-- start of Provided records --

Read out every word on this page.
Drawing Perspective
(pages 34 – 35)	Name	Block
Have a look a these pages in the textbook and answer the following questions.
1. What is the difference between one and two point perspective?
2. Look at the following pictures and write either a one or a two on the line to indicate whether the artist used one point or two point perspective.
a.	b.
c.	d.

-- end of Provided records --

Given task:
Please output the entries above, every line exactly as it reads.

Solution to this problem:
Read out every word on this page.
Drawing Perspective
(pages 34 – 35)	Name	Block
Have a look a these pages in the textbook and answer the following questions.
1. What is the difference between one and two point perspective?
2. Look at the following pictures and write either a one or a two on the line to indicate whether the artist used one point or two point perspective.
a.	b.
c.	d.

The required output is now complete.